=== Given exercise ===
Extract the listing below in full, unchanged.

(Rows from a dataset)
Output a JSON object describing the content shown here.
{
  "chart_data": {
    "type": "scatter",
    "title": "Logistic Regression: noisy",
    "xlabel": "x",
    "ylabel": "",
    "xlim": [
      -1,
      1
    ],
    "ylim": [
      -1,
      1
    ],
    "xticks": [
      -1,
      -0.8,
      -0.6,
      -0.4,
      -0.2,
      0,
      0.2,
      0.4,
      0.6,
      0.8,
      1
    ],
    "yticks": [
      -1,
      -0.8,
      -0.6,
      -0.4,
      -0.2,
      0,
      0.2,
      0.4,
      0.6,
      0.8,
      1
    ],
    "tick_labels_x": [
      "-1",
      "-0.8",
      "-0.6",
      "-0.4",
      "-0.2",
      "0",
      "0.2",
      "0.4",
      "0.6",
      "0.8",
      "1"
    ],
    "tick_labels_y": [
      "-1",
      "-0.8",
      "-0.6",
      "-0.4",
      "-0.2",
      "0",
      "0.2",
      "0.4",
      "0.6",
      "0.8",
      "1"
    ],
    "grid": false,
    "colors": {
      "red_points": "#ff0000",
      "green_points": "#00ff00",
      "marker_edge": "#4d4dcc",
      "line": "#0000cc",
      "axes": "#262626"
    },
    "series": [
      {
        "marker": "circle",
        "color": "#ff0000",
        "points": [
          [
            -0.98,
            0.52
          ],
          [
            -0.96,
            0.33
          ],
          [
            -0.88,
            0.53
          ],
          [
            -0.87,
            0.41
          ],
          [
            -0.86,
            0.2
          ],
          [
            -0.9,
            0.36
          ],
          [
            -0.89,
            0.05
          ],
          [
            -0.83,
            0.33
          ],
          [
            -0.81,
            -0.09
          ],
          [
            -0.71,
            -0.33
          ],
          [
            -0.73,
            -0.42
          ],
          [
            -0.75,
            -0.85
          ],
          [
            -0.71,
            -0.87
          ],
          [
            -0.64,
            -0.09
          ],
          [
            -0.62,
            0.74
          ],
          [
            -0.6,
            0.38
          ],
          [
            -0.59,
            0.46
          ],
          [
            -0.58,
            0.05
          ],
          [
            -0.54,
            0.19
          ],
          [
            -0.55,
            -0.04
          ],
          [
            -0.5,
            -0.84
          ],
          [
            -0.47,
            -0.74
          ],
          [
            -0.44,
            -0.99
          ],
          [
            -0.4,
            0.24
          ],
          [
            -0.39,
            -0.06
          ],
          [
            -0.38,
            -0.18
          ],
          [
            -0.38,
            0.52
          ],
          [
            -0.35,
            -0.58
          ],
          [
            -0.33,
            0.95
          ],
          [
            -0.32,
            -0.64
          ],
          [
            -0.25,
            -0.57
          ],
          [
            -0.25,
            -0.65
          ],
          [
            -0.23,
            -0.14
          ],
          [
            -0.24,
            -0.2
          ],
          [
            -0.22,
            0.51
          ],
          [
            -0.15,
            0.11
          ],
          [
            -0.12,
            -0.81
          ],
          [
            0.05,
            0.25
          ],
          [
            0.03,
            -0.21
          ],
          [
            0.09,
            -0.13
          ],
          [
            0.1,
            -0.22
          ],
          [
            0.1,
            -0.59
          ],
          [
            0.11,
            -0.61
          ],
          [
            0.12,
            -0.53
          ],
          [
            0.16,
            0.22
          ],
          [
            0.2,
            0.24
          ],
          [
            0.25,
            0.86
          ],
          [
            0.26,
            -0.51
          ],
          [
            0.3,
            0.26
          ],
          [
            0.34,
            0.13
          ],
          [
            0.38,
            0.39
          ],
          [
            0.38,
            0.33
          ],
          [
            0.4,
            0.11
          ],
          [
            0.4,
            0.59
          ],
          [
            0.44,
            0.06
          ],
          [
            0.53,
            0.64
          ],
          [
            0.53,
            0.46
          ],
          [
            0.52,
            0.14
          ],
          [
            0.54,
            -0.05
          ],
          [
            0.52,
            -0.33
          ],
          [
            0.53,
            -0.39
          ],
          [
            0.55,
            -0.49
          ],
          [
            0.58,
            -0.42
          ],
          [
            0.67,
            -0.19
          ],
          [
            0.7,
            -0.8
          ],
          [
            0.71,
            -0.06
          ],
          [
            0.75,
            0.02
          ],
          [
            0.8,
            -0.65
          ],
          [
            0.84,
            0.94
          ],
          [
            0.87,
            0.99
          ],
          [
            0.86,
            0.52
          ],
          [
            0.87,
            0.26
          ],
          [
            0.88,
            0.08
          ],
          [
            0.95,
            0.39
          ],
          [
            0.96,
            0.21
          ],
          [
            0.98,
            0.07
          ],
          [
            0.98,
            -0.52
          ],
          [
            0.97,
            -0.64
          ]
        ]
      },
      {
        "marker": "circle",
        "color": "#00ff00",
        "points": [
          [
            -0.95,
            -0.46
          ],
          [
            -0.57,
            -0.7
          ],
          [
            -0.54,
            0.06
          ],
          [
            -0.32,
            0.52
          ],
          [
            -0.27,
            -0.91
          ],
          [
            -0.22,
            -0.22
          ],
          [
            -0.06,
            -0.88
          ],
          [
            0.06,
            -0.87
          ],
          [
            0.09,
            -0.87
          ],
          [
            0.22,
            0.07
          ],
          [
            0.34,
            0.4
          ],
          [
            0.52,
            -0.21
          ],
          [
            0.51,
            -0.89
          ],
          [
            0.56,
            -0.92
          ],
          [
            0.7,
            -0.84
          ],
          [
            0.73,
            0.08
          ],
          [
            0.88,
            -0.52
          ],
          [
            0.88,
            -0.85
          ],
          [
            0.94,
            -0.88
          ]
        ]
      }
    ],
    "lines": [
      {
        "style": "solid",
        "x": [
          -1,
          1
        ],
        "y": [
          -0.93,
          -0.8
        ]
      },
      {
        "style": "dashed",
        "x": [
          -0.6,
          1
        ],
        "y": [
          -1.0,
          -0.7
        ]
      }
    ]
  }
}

=== Response to this task ===
Output a JSON object describing the content shown here.
{
  "chart_data": {
    "type": "scatter",
    "title": "Logistic Regression: noisy",
    "xlabel": "x",
    "ylabel": "",
    "xlim": [
      -1,
      1
    ],
    "ylim": [
      -1,
      1
    ],
    "xticks": [
      -1,
      -0.8,
      -0.6,
      -0.4,
      -0.2,
      0,
      0.2,
      0.4,
      0.6,
      0.8,
      1
    ],
    "yticks": [
      -1,
      -0.8,
      -0.6,
      -0.4,
      -0.2,
      0,
      0.2,
      0.4,
      0.6,
      0.8,
      1
    ],
    "tick_labels_x": [
      "-1",
      "-0.8",
      "-0.6",
      "-0.4",
      "-0.2",
      "0",
      "0.2",
      "0.4",
      "0.6",
      "0.8",
      "1"
    ],
    "tick_labels_y": [
      "-1",
      "-0.8",
      "-0.6",
      "-0.4",
      "-0.2",
      "0",
      "0.2",
      "0.4",
      "0.6",
      "0.8",
      "1"
    ],
    "grid": false,
    "colors": {
      "red_points": "#ff0000",
      "green_points": "#00ff00",
      "marker_edge": "#4d4dcc",
      "line": "#0000cc",
      "axes": "#262626"
    },
    "series": [
      {
        "marker": "circle",
        "color": "#ff0000",
        "points": [
          [
            -0.98,
            0.52
          ],
          [
            -0.96,
            0.33
          ],
          [
            -0.88,
            0.53
          ],
          [
            -0.87,
            0.41
          ],
          [
            -0.86,
            0.2
          ],
          [
            -0.9,
            0.36
          ],
          [
            -0.89,
            0.05
          ],
          [
            -0.83,
            0.33
          ],
          [
            -0.81,
            -0.09
          ],
          [
            -0.71,
            -0.33
          ],
          [
            -0.73,
            -0.42
          ],
          [
            -0.75,
            -0.85
          ],
          [
            -0.71,
            -0.87
          ],
          [
            -0.64,
            -0.09
          ],
          [
            -0.62,
            0.74
          ],
          [
            -0.6,
            0.38
          ],
          [
            -0.59,
            0.46
          ],
          [
            -0.58,
            0.05
          ],
          [
            -0.54,
            0.19
          ],
          [
            -0.55,
            -0.04
          ],
          [
            -0.5,
            -0.84
          ],
          [
            -0.47,
            -0.74
          ],
          [
            -0.44,
            -0.99
          ],
          [
            -0.4,
            0.24
          ],
          [
            -0.39,
            -0.06
          ],
          [
            -0.38,
            -0.18
          ],
          [
            -0.38,
            0.52
          ],
          [
            -0.35,
            -0.58
          ],
          [
            -0.33,
            0.95
          ],
          [
            -0.32,
            -0.64
          ],
          [
            -0.25,
            -0.57
          ],
          [
            -0.25,
            -0.65
          ],
          [
            -0.23,
            -0.14
          ],
          [
            -0.24,
            -0.2
          ],
          [
            -0.22,
            0.51
          ],
          [
            -0.15,
            0.11
          ],
          [
            -0.12,
            -0.81
          ],
          [
            0.05,
            0.25
          ],
          [
            0.03,
            -0.21
          ],
          [
            0.09,
            -0.13
          ],
          [
            0.1,
            -0.22
          ],
          [
            0.1,
            -0.59
          ],
          [
            0.11,
            -0.61
          ],
          [
            0.12,
            -0.53
          ],
          [
            0.16,
            0.22
          ],
          [
            0.2,
            0.24
          ],
          [
            0.25,
            0.86
          ],
          [
            0.26,
            -0.51
          ],
          [
            0.3,
            0.26
          ],
          [
            0.34,
            0.13
          ],
          [
            0.38,
            0.39
          ],
          [
            0.38,
            0.33
          ],
          [
            0.4,
            0.11
          ],
          [
            0.4,
            0.59
          ],
          [
            0.44,
            0.06
          ],
          [
            0.53,
            0.64
          ],
          [
            0.53,
            0.46
          ],
          [
            0.52,
            0.14
          ],
          [
            0.54,
            -0.05
          ],
          [
            0.52,
            -0.33
          ],
          [
            0.53,
            -0.39
          ],
          [
            0.55,
            -0.49
          ],
          [
            0.58,
            -0.42
          ],
          [
            0.67,
            -0.19
          ],
          [
            0.7,
            -0.8
          ],
          [
            0.71,
            -0.06
          ],
          [
            0.75,
            0.02
          ],
          [
            0.8,
            -0.65
          ],
          [
            0.84,
            0.94
          ],
          [
            0.87,
            0.99
          ],
          [
            0.86,
            0.52
          ],
          [
            0.87,
            0.26
          ],
          [
            0.88,
            0.08
          ],
          [
            0.95,
            0.39
          ],
          [
            0.96,
            0.21
          ],
          [
            0.98,
            0.07
          ],
          [
            0.98,
            -0.52
          ],
          [
            0.97,
            -0.64
          ]
        ]
      },
      {
        "marker": "circle",
        "color": "#00ff00",
        "points": [
          [
            -0.95,
            -0.46
          ],
          [
            -0.57,
            -0.7
          ],
          [
            -0.54,
            0.06
          ],
          [
            -0.32,
            0.52
          ],
          [
            -0.27,
            -0.91
          ],
          [
            -0.22,
            -0.22
          ],
          [
            -0.06,
            -0.88
          ],
          [
            0.06,
            -0.87
          ],
          [
            0.09,
            -0.87
          ],
          [
            0.22,
            0.07
          ],
          [
            0.34,
            0.4
          ],
          [
            0.52,
            -0.21
          ],
          [
            0.51,
            -0.89
          ],
          [
            0.56,
            -0.92
          ],
          [
            0.7,
            -0.84
          ],
          [
            0.73,
            0.08
          ],
          [
            0.88,
            -0.52
          ],
          [
            0.88,
            -0.85
          ],
          [
            0.94,
            -0.88
          ]
        ]
      }
    ],
    "lines": [
      {
        "style": "solid",
        "x": [
          -1,
          1
        ],
        "y": [
          -0.93,
          -0.8
        ]
      },
      {
        "style": "dashed",
        "x": [
          -0.6,
          1
        ],
        "y": [
          -1.0,
          -0.7
        ]
      }
    ]
  }
}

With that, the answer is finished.